Work required: Go through the material below and count the lines with the string "your"; the number is the whole answer.

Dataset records
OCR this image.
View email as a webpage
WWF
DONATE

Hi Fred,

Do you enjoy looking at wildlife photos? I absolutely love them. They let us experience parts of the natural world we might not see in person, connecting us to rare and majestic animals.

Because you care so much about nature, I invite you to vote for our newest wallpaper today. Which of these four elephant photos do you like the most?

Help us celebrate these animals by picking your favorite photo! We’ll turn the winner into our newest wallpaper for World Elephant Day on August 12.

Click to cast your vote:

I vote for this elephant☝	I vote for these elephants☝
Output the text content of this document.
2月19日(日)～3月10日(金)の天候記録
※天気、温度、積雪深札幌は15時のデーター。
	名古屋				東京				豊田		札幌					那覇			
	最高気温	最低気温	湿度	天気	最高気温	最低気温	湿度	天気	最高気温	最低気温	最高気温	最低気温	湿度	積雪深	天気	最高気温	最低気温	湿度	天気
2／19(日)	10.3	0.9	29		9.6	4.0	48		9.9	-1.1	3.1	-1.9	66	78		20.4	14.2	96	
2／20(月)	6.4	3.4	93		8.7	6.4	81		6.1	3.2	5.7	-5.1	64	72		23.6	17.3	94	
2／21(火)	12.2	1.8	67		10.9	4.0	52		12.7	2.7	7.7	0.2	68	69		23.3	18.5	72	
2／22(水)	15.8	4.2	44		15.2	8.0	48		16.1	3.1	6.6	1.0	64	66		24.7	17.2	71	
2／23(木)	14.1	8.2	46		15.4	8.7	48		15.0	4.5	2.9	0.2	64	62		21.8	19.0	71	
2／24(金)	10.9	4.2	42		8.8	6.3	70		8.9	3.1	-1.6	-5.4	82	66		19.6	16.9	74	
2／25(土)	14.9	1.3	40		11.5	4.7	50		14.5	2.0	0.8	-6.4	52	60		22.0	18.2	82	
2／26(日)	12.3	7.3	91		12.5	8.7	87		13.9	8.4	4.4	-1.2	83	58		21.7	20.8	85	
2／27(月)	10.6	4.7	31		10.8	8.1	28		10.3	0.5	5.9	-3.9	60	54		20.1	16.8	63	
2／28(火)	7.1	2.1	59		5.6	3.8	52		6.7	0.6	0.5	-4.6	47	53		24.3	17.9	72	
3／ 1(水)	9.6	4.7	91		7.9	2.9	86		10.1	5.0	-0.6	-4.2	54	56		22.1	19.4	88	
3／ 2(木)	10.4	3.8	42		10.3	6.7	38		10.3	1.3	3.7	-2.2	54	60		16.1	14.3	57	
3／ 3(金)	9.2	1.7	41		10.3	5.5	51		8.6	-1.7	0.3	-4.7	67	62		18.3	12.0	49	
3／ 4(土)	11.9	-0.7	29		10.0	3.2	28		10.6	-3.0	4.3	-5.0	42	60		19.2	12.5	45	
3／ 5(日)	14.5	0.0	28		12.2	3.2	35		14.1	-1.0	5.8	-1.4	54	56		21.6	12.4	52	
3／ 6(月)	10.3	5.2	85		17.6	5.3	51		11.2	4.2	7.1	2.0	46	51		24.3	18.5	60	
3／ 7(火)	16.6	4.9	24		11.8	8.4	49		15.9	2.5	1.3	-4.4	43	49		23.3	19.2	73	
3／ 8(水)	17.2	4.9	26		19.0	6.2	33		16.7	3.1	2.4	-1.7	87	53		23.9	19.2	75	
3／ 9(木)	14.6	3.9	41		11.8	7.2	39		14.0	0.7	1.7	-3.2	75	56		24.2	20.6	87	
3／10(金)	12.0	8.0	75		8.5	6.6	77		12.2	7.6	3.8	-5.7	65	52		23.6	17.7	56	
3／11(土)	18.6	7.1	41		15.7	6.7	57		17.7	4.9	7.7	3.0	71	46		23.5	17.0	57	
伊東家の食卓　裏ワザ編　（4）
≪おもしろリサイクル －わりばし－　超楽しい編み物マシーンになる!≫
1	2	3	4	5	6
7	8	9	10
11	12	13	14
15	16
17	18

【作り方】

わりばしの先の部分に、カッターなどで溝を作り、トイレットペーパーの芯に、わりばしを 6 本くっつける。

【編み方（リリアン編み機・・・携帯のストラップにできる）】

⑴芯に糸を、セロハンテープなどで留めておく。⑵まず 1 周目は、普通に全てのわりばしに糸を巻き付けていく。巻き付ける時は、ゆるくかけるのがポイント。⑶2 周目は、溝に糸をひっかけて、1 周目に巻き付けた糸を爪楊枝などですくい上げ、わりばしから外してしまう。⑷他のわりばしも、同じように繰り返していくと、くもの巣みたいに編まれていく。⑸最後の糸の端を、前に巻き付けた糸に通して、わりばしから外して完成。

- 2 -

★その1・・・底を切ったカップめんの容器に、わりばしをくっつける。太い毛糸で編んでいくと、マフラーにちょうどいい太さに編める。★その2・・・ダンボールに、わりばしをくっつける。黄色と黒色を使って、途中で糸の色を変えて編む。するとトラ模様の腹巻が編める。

Full response: 2